* The task: What lines of the data hold the string "fresh"? Pull each one out.

☆ ☆ ☆

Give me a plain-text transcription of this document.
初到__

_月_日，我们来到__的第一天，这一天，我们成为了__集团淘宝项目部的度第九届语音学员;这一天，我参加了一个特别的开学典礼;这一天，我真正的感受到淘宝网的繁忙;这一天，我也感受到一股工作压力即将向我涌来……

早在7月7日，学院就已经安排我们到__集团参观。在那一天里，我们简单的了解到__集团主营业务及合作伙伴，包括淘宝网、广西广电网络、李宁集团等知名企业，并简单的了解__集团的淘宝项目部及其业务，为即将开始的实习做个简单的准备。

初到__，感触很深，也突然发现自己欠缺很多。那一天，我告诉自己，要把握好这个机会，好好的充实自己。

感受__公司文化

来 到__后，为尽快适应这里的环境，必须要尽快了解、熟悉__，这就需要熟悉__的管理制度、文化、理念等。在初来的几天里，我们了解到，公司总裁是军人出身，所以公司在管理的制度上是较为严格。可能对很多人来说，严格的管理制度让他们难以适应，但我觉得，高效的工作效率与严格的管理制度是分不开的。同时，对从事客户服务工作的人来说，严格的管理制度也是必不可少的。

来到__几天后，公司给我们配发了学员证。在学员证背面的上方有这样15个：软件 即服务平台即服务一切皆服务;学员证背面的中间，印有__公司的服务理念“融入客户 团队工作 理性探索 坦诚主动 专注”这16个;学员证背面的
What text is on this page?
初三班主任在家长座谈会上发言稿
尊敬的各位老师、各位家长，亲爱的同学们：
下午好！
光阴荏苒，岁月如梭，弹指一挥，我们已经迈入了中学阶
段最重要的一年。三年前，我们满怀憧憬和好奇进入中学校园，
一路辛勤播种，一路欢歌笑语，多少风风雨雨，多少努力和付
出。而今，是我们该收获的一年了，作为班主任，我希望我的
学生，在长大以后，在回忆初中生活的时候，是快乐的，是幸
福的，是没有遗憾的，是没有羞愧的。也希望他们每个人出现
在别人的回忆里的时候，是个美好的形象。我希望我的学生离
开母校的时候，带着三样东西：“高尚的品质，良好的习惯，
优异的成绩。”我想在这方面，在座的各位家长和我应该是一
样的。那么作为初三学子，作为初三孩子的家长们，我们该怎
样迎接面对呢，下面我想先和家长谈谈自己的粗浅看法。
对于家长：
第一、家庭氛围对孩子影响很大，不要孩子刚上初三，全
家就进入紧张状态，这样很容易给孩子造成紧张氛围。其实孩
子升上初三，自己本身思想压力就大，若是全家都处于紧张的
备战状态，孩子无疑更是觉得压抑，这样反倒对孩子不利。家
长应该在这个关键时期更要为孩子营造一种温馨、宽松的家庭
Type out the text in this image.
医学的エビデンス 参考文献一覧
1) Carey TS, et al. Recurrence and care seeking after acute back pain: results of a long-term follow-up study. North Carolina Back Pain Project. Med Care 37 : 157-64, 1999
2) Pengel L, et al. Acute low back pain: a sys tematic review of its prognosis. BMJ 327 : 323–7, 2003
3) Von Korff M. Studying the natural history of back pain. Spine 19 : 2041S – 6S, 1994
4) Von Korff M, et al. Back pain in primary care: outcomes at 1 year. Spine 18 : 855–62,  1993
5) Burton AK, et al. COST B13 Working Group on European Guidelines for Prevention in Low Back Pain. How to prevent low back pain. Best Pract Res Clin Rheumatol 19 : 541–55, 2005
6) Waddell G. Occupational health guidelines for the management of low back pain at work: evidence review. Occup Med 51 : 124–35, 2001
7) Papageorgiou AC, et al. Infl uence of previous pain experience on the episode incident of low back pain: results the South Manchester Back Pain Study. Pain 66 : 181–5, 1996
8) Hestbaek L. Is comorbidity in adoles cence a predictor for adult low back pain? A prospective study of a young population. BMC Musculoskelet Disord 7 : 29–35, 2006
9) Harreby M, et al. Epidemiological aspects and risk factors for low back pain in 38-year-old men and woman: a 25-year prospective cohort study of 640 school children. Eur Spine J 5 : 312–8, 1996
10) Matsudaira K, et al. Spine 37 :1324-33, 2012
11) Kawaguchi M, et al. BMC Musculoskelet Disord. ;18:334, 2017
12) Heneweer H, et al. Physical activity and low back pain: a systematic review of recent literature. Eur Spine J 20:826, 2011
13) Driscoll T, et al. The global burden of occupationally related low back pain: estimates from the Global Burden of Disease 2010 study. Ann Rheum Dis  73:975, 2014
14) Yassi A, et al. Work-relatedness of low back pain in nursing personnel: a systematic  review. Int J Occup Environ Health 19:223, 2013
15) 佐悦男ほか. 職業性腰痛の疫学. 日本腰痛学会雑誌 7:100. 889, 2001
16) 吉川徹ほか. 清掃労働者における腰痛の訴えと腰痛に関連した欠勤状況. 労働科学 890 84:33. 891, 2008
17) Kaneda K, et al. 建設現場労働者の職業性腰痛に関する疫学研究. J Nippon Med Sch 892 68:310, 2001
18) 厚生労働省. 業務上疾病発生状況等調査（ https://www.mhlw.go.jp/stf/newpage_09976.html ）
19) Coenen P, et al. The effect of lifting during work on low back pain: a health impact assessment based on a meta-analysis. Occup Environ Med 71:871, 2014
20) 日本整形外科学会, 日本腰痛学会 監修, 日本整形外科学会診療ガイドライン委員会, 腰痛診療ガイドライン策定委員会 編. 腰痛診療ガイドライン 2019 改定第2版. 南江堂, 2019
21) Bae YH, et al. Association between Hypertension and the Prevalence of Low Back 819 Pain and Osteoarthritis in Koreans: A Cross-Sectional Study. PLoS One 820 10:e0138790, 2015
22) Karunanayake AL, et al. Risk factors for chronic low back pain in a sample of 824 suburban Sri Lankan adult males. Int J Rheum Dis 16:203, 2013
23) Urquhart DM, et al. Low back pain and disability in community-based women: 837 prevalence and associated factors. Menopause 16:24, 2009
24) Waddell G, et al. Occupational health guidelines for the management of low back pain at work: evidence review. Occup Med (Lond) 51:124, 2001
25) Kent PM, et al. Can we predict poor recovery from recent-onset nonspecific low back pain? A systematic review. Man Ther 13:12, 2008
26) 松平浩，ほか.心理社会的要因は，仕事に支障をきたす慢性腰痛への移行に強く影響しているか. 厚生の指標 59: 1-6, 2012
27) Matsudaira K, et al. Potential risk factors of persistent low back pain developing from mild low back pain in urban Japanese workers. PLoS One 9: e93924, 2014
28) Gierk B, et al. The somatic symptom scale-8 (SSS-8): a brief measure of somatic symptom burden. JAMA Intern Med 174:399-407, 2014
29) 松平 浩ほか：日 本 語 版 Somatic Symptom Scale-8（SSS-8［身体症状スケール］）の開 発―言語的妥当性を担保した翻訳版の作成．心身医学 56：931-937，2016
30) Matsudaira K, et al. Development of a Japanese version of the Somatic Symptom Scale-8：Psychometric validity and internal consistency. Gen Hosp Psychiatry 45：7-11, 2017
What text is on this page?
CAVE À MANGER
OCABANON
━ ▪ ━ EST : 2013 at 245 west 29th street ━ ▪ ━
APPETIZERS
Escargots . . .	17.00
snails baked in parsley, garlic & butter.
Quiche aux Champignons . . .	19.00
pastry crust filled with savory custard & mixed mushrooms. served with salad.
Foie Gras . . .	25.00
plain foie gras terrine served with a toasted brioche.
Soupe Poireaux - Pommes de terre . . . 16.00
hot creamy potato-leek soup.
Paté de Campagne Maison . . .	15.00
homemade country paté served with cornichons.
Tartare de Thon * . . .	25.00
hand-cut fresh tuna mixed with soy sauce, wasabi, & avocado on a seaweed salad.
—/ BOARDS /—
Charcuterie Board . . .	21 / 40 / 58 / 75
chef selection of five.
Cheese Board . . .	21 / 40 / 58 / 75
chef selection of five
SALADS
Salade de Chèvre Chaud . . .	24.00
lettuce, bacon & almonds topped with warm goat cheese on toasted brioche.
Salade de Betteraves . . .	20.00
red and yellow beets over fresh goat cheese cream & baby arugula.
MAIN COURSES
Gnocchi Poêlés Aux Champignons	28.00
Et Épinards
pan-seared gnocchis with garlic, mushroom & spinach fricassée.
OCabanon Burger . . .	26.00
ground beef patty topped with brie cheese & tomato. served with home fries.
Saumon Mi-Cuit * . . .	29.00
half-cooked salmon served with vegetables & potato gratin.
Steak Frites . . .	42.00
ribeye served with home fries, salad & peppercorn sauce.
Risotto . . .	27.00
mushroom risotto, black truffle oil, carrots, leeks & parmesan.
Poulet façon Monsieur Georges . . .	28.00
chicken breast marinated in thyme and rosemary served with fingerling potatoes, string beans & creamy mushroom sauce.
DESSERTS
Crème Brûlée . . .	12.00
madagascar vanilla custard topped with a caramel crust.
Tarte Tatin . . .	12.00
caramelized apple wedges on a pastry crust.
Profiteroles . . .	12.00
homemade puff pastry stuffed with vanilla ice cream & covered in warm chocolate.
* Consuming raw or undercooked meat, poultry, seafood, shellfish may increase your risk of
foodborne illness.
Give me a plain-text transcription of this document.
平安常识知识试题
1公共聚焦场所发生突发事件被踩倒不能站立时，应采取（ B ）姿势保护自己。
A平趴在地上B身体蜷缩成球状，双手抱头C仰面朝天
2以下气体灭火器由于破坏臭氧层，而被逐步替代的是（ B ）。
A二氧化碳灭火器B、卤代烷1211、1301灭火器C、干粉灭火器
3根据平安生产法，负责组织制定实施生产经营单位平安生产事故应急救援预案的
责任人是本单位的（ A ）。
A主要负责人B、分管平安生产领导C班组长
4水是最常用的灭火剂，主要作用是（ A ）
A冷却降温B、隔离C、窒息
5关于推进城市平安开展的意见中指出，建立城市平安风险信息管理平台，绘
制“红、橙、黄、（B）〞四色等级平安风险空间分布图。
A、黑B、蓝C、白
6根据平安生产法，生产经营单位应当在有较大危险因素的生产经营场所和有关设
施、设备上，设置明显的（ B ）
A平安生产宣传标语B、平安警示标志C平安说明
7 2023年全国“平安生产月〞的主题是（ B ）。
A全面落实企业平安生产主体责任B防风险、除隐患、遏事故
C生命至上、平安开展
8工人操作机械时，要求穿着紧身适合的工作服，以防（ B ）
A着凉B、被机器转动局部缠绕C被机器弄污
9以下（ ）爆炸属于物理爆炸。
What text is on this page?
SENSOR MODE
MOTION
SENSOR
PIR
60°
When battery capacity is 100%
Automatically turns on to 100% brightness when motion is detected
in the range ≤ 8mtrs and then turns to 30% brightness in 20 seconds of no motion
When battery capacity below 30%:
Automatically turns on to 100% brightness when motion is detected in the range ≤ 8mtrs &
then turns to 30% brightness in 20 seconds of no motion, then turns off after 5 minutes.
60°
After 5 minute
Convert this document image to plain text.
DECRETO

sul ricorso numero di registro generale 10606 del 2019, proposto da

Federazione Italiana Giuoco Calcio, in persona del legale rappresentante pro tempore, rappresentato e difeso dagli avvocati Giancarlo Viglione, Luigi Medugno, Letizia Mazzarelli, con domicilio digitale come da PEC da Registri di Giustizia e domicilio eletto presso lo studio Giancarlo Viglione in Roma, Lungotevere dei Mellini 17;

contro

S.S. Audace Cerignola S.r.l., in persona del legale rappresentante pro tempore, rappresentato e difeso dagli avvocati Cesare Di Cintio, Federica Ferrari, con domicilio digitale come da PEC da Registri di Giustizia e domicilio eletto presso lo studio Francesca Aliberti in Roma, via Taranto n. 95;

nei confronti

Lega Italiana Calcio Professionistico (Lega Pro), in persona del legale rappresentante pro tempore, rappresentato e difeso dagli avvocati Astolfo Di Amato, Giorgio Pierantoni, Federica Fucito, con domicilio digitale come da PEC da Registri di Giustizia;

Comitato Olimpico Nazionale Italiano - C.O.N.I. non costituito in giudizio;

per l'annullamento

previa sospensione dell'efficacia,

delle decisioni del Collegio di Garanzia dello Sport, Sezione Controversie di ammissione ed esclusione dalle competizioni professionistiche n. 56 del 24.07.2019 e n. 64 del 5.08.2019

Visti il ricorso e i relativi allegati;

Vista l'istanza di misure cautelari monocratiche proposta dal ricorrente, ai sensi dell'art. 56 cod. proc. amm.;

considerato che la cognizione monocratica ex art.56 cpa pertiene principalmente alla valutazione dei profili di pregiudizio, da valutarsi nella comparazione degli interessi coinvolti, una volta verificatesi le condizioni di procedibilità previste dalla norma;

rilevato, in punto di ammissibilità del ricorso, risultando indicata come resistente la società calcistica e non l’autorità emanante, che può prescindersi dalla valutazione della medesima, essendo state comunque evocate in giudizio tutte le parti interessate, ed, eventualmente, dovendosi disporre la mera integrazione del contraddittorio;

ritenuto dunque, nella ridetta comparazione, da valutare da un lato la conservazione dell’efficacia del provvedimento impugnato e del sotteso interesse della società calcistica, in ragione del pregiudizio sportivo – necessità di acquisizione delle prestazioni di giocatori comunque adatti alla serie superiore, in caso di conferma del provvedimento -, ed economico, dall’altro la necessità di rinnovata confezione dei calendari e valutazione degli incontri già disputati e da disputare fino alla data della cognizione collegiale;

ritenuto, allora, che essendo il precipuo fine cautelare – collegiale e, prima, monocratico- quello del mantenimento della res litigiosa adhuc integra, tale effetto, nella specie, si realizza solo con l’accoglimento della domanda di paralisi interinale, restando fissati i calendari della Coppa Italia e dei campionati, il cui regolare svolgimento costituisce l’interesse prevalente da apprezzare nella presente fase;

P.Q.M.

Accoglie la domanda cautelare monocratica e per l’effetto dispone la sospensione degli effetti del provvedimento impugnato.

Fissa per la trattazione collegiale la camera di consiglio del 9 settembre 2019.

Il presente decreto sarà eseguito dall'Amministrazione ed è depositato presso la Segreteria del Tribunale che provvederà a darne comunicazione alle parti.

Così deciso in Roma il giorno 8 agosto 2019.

☆ ☆ ☆

* Answer to the problem:
hand-cut fresh tuna mixed with soy sauce, wasabi, & avocado on a seaweed salad.
red and yellow beets over fresh goat cheese cream & baby arugula.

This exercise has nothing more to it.